— start Data shown —

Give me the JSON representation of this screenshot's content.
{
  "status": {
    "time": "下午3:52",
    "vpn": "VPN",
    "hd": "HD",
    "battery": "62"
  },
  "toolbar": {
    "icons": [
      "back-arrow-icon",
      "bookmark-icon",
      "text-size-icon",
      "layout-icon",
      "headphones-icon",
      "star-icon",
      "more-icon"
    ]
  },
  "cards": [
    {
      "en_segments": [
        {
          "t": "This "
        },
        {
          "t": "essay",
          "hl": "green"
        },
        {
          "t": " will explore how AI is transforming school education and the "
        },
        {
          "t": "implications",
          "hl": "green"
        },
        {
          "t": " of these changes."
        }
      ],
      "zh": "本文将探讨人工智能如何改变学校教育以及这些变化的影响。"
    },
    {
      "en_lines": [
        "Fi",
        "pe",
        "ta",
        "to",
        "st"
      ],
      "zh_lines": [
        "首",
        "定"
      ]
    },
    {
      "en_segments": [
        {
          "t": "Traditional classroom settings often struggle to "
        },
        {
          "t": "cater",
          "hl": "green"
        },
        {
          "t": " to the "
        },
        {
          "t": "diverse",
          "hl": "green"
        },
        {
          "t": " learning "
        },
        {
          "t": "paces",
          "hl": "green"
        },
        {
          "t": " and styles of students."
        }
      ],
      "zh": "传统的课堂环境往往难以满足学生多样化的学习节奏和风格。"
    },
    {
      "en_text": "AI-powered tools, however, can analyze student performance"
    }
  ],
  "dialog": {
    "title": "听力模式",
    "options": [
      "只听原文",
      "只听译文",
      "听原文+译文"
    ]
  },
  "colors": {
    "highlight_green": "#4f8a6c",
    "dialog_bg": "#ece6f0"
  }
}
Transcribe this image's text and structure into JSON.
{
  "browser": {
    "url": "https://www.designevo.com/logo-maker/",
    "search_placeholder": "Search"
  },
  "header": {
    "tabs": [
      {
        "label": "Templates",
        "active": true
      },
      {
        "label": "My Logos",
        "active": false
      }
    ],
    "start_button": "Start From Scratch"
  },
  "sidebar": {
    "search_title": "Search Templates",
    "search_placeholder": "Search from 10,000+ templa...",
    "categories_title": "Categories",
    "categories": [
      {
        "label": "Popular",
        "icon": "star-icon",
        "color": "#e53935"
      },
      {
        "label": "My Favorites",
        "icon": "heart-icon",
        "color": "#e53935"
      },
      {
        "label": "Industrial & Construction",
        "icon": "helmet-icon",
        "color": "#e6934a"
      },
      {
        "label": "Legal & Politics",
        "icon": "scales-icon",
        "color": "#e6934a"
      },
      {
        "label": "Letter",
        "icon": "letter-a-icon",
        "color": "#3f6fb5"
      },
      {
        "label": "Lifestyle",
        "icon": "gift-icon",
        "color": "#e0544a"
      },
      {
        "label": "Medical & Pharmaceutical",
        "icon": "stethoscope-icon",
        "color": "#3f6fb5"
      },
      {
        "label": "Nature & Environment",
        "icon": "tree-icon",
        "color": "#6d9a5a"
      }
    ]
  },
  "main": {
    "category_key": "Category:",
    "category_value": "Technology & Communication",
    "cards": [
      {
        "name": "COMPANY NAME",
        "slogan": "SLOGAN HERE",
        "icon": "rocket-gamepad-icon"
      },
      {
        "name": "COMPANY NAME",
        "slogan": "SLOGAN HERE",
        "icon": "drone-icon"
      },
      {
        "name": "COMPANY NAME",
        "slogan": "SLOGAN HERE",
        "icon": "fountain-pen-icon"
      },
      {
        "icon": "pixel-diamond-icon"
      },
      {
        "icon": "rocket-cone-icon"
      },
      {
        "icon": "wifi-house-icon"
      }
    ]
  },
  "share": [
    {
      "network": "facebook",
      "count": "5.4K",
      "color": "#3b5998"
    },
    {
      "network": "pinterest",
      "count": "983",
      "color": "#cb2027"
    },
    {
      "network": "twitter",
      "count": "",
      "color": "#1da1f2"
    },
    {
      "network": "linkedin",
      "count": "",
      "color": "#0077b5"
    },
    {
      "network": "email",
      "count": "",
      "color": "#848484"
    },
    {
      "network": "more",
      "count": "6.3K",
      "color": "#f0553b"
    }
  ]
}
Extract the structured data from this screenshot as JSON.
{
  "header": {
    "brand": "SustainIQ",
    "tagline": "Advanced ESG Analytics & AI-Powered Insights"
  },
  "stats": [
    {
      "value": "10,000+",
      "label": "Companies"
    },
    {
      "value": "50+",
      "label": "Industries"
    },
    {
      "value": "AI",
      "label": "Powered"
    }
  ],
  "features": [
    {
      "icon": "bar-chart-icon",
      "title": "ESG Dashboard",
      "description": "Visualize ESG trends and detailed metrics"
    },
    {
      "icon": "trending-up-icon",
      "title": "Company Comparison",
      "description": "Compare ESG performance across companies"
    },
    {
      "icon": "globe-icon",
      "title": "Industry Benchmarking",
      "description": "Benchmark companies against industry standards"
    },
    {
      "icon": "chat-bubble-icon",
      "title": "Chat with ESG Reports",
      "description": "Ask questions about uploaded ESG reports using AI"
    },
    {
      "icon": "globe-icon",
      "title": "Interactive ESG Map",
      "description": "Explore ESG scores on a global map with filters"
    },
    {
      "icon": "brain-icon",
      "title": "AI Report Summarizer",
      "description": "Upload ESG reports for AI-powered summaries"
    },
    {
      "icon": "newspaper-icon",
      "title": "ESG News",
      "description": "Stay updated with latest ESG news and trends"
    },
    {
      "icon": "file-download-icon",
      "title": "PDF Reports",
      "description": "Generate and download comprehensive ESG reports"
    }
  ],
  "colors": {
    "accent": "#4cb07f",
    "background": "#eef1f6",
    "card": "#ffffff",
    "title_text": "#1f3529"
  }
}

— end Data shown —

Output the full listing exactly as it stands.

Worked solution:
Give me the JSON representation of this screenshot's content.
{
  "status": {
    "time": "下午3:52",
    "vpn": "VPN",
    "hd": "HD",
    "battery": "62"
  },
  "toolbar": {
    "icons": [
      "back-arrow-icon",
      "bookmark-icon",
      "text-size-icon",
      "layout-icon",
      "headphones-icon",
      "star-icon",
      "more-icon"
    ]
  },
  "cards": [
    {
      "en_segments": [
        {
          "t": "This "
        },
        {
          "t": "essay",
          "hl": "green"
        },
        {
          "t": " will explore how AI is transforming school education and the "
        },
        {
          "t": "implications",
          "hl": "green"
        },
        {
          "t": " of these changes."
        }
      ],
      "zh": "本文将探讨人工智能如何改变学校教育以及这些变化的影响。"
    },
    {
      "en_lines": [
        "Fi",
        "pe",
        "ta",
        "to",
        "st"
      ],
      "zh_lines": [
        "首",
        "定"
      ]
    },
    {
      "en_segments": [
        {
          "t": "Traditional classroom settings often struggle to "
        },
        {
          "t": "cater",
          "hl": "green"
        },
        {
          "t": " to the "
        },
        {
          "t": "diverse",
          "hl": "green"
        },
        {
          "t": " learning "
        },
        {
          "t": "paces",
          "hl": "green"
        },
        {
          "t": " and styles of students."
        }
      ],
      "zh": "传统的课堂环境往往难以满足学生多样化的学习节奏和风格。"
    },
    {
      "en_text": "AI-powered tools, however, can analyze student performance"
    }
  ],
  "dialog": {
    "title": "听力模式",
    "options": [
      "只听原文",
      "只听译文",
      "听原文+译文"
    ]
  },
  "colors": {
    "highlight_green": "#4f8a6c",
    "dialog_bg": "#ece6f0"
  }
}
Transcribe this image's text and structure into JSON.
{
  "browser": {
    "url": "https://www.designevo.com/logo-maker/",
    "search_placeholder": "Search"
  },
  "header": {
    "tabs": [
      {
        "label": "Templates",
        "active": true
      },
      {
        "label": "My Logos",
        "active": false
      }
    ],
    "start_button": "Start From Scratch"
  },
  "sidebar": {
    "search_title": "Search Templates",
    "search_placeholder": "Search from 10,000+ templa...",
    "categories_title": "Categories",
    "categories": [
      {
        "label": "Popular",
        "icon": "star-icon",
        "color": "#e53935"
      },
      {
        "label": "My Favorites",
        "icon": "heart-icon",
        "color": "#e53935"
      },
      {
        "label": "Industrial & Construction",
        "icon": "helmet-icon",
        "color": "#e6934a"
      },
      {
        "label": "Legal & Politics",
        "icon": "scales-icon",
        "color": "#e6934a"
      },
      {
        "label": "Letter",
        "icon": "letter-a-icon",
        "color": "#3f6fb5"
      },
      {
        "label": "Lifestyle",
        "icon": "gift-icon",
        "color": "#e0544a"
      },
      {
        "label": "Medical & Pharmaceutical",
        "icon": "stethoscope-icon",
        "color": "#3f6fb5"
      },
      {
        "label": "Nature & Environment",
        "icon": "tree-icon",
        "color": "#6d9a5a"
      }
    ]
  },
  "main": {
    "category_key": "Category:",
    "category_value": "Technology & Communication",
    "cards": [
      {
        "name": "COMPANY NAME",
        "slogan": "SLOGAN HERE",
        "icon": "rocket-gamepad-icon"
      },
      {
        "name": "COMPANY NAME",
        "slogan": "SLOGAN HERE",
        "icon": "drone-icon"
      },
      {
        "name": "COMPANY NAME",
        "slogan": "SLOGAN HERE",
        "icon": "fountain-pen-icon"
      },
      {
        "icon": "pixel-diamond-icon"
      },
      {
        "icon": "rocket-cone-icon"
      },
      {
        "icon": "wifi-house-icon"
      }
    ]
  },
  "share": [
    {
      "network": "facebook",
      "count": "5.4K",
      "color": "#3b5998"
    },
    {
      "network": "pinterest",
      "count": "983",
      "color": "#cb2027"
    },
    {
      "network": "twitter",
      "count": "",
      "color": "#1da1f2"
    },
    {
      "network": "linkedin",
      "count": "",
      "color": "#0077b5"
    },
    {
      "network": "email",
      "count": "",
      "color": "#848484"
    },
    {
      "network": "more",
      "count": "6.3K",
      "color": "#f0553b"
    }
  ]
}
Extract the structured data from this screenshot as JSON.
{
  "header": {
    "brand": "SustainIQ",
    "tagline": "Advanced ESG Analytics & AI-Powered Insights"
  },
  "stats": [
    {
      "value": "10,000+",
      "label": "Companies"
    },
    {
      "value": "50+",
      "label": "Industries"
    },
    {
      "value": "AI",
      "label": "Powered"
    }
  ],
  "features": [
    {
      "icon": "bar-chart-icon",
      "title": "ESG Dashboard",
      "description": "Visualize ESG trends and detailed metrics"
    },
    {
      "icon": "trending-up-icon",
      "title": "Company Comparison",
      "description": "Compare ESG performance across companies"
    },
    {
      "icon": "globe-icon",
      "title": "Industry Benchmarking",
      "description": "Benchmark companies against industry standards"
    },
    {
      "icon": "chat-bubble-icon",
      "title": "Chat with ESG Reports",
      "description": "Ask questions about uploaded ESG reports using AI"
    },
    {
      "icon": "globe-icon",
      "title": "Interactive ESG Map",
      "description": "Explore ESG scores on a global map with filters"
    },
    {
      "icon": "brain-icon",
      "title": "AI Report Summarizer",
      "description": "Upload ESG reports for AI-powered summaries"
    },
    {
      "icon": "newspaper-icon",
      "title": "ESG News",
      "description": "Stay updated with latest ESG news and trends"
    },
    {
      "icon": "file-download-icon",
      "title": "PDF Reports",
      "description": "Generate and download comprehensive ESG reports"
    }
  ],
  "colors": {
    "accent": "#4cb07f",
    "background": "#eef1f6",
    "card": "#ffffff",
    "title_text": "#1f3529"
  }
}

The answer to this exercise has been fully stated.